Output the records exactly as they appear, with no pictures included.

- [Source records]
================
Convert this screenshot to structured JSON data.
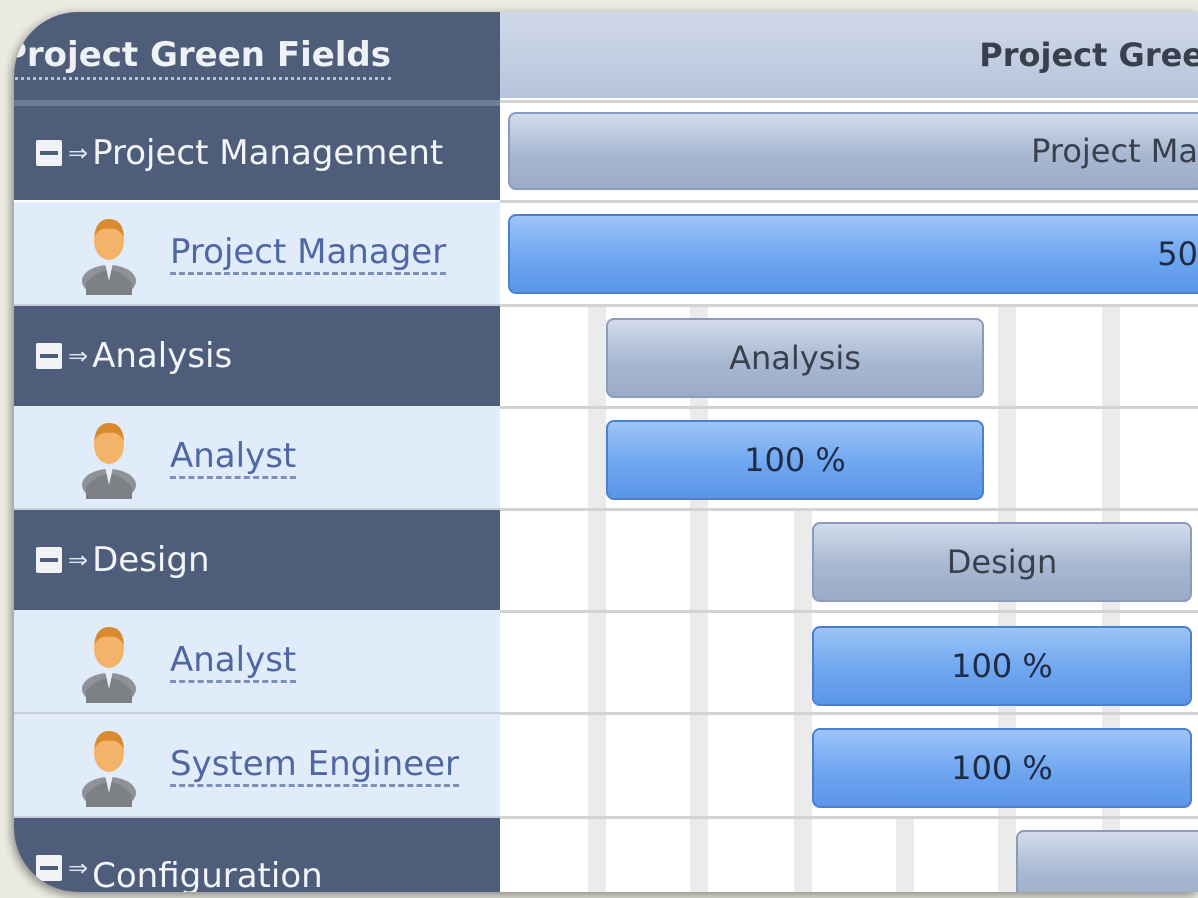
{
  "project": {
    "title": "Project Green Fields",
    "bar_label": "Project Gree"
  },
  "rows": [
    {
      "kind": "summary",
      "label": "Project Management",
      "bar_label": "Project Ma"
    },
    {
      "kind": "resource",
      "label": "Project Manager",
      "bar_label": "50"
    },
    {
      "kind": "summary",
      "label": "Analysis",
      "bar_label": "Analysis"
    },
    {
      "kind": "resource",
      "label": "Analyst",
      "bar_label": "100 %"
    },
    {
      "kind": "summary",
      "label": "Design",
      "bar_label": "Design"
    },
    {
      "kind": "resource",
      "label": "Analyst",
      "bar_label": "100 %"
    },
    {
      "kind": "resource",
      "label": "System Engineer",
      "bar_label": "100 %"
    },
    {
      "kind": "summary",
      "label": "Configuration",
      "bar_label": ""
    }
  ],
  "icons": {
    "collapse": "minus-box-icon",
    "arrow": "arrow-right-icon",
    "person": "person-icon"
  },
  "colors": {
    "summary_bg": "#4d5d7a",
    "resource_bg": "#e1ecfa",
    "bar_blue": "#6ea6f0",
    "bar_gray": "#a8b8d2"
  }
}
================
- [Task output]
Convert this screenshot to structured JSON data.
{
  "project": {
    "title": "Project Green Fields",
    "bar_label": "Project Gree"
  },
  "rows": [
    {
      "kind": "summary",
      "label": "Project Management",
      "bar_label": "Project Ma"
    },
    {
      "kind": "resource",
      "label": "Project Manager",
      "bar_label": "50"
    },
    {
      "kind": "summary",
      "label": "Analysis",
      "bar_label": "Analysis"
    },
    {
      "kind": "resource",
      "label": "Analyst",
      "bar_label": "100 %"
    },
    {
      "kind": "summary",
      "label": "Design",
      "bar_label": "Design"
    },
    {
      "kind": "resource",
      "label": "Analyst",
      "bar_label": "100 %"
    },
    {
      "kind": "resource",
      "label": "System Engineer",
      "bar_label": "100 %"
    },
    {
      "kind": "summary",
      "label": "Configuration",
      "bar_label": ""
    }
  ],
  "icons": {
    "collapse": "minus-box-icon",
    "arrow": "arrow-right-icon",
    "person": "person-icon"
  },
  "colors": {
    "summary_bg": "#4d5d7a",
    "resource_bg": "#e1ecfa",
    "bar_blue": "#6ea6f0",
    "bar_gray": "#a8b8d2"
  }
}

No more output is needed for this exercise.